[Opening PASSAGE section]

Panelists discuss fight against drug overdose epidemic
Some good news came out of the Open House On Addiction hosted recently in Bridgeville.
“In Allegheny County, we’ve had a 40 percent drop in fatal overdoses,” Stacie Brown reported, for 2018 compared with the previous year.
The certified recovery specialist with the county health department was one of five panelists state Sen. Pam Iovino, D-Mt. Lebanon, invited to speak, presenting a variety of perspectives in the fight against addiction, particularly with regard to opioid abuse. Along with the panel discussion, the open house also featured numerous organizations sharing resources to address the issue.
One reason for the decrease in fatalities is a wider availability of naloxone to help treat narcotic overdoses. Brown said the health department has received grant money toward providing the medication for free to first responders, schools, churches and community organizations.
She provided a demonstration of how to use Narcan, the brand name for naloxone, on a person who has stopped breathing after taking opioids.
“This is so simple to use. It’s peel, place, press,” she explained.
Peel the package open. Place the device in either nostril. Press the plunger.
“It takes anywhere between two and three minutes, sometimes instantly, to see a response. You’ll see some color come back,” Brown said about the individual’s skin. “If you administer this on somebody who is not experiencing an opioid overdose, it will do nothing.”
Today, a likely cause for such overdoses is fentanyl, a synthetic opioid that panelist Paul Buchanan of the U.S. Drug Enforcement Agency described as 30 to 50 times more potent than heroin.
He said that the substance primarily comes from China and Mexico, in pill or powder form, and the relative strength of a batch can be anyone’s guess.

[Closing PASSAGE section]

ASSIGNED TASK 1:
Return the part of the overdose panel article that begins at the words "She provided a" and stops after "Press the plunger.", copied word for word.
ASSIGNED TASK 2:
Supply the next part of the overdose panel article, picking up after its last sentence.

[Opening DATA EXTRACTS section]

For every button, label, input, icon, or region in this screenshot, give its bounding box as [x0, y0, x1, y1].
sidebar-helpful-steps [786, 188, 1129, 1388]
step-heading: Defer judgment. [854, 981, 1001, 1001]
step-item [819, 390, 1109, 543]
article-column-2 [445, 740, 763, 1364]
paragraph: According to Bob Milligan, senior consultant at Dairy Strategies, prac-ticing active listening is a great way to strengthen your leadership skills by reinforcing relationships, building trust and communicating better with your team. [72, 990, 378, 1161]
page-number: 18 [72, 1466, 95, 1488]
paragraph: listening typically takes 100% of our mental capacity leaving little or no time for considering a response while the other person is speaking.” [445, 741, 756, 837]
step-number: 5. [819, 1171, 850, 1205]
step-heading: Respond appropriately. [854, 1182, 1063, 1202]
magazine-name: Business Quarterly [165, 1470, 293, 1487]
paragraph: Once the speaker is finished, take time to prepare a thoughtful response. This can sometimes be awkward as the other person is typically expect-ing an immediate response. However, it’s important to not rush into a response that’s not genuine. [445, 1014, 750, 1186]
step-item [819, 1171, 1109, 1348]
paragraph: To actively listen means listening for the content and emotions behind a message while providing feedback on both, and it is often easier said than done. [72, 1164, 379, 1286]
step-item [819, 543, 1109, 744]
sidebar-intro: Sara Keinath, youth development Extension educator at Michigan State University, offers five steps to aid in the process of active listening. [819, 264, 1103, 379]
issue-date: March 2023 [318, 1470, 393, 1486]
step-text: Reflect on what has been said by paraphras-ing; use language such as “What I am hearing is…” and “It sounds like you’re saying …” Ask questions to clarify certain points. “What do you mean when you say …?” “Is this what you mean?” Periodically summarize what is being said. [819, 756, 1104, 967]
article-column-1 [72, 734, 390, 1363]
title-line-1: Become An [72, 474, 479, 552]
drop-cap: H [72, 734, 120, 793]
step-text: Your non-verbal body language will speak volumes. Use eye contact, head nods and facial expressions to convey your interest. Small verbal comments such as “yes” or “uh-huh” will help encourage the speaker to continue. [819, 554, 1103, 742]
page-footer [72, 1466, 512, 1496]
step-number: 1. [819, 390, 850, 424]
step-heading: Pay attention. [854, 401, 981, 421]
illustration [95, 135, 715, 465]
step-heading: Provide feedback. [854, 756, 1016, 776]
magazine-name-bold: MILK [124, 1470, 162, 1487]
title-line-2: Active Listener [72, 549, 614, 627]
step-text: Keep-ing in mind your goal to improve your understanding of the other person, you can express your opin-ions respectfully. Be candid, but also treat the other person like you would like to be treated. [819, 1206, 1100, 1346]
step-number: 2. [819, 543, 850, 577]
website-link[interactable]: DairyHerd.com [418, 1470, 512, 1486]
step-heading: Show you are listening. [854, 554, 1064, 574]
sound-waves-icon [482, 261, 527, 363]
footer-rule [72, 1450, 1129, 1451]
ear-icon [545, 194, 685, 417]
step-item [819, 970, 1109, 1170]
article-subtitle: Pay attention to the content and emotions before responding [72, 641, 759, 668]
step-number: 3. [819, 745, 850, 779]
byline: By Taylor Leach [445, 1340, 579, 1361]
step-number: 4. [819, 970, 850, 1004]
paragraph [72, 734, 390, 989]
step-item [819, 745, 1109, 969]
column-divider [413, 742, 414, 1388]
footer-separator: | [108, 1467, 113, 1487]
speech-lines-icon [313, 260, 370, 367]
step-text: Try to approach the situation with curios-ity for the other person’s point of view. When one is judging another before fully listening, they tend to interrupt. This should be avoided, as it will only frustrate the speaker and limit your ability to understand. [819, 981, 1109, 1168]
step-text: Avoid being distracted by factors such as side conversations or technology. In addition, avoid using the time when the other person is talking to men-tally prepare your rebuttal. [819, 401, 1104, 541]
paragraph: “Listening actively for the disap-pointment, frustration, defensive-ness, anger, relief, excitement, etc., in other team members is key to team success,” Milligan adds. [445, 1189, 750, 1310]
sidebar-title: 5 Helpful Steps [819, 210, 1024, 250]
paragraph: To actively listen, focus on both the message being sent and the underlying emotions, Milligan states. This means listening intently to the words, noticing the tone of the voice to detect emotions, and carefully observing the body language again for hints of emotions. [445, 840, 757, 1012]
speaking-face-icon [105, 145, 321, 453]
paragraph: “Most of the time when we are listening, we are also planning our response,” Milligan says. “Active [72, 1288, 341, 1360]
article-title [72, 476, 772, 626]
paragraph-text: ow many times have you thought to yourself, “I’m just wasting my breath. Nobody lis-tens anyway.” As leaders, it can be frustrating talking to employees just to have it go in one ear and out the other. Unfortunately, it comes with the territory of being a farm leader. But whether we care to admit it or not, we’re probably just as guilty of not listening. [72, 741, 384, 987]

[Closing DATA EXTRACTS section]

ANSWER BOX 1:
She provided a demonstration of how to use Narcan, the brand name for naloxone, on a person who has stopped breathing after taking opioids.
“This is so simple to use. It’s peel, place, press,” she explained.
Peel the package open. Place the device in either nostril. Press the plunger.

ANSWER BOX 2:
“You never know what you’re getting with fentanyl, especially at the street level. You don’t know what they’re adding to it to stretch it out,” Buchanan said. “Generally, the fentanyl is approximately 7 percent pure. Here in our local area, it’s approximately 10 to 12 percent pure.”
The potency sometimes exceeds that amount exponentially. Panelist Rich Levitt told about losing his 22-year-old son, Jonathan, to an overdose in 2017.
“He thought he was taking heroin, but it was fentanyl,” Levitt said, noting its strength as 100 percent.
In September, a Beaver County jury found Robert Goosby Jr. guilty of drug delivery resulting in the deaths of Jonathan Levitt and another man, and Goosby faces a sentence of up to 40 years in prison.
“Every piece of information they collected was critical,” Rich Levitt said about the prosecution. “So if you see something, you must say something.”
He frequently shares Jonathan’s story – “I’ll speak anywhere to anybody” – to help steer people clear of substance abuse, and he has seen a good deal of success.
“I got someone into recovery three weeks ago,” he said, and around the same time, a woman told him about what happened after her daughter heard a guest speaker at her school.
“She came home crying and wanted to talk to her mother more about opioids and drugs because of what happened to this person,” Levitt reported. “That was me she was talking about. I made such an impression.”
Someone made a similarly strong impression on panelist Tess Rem-Canofari, who said she experienced 16 overdoses while she was in the throes of addiction.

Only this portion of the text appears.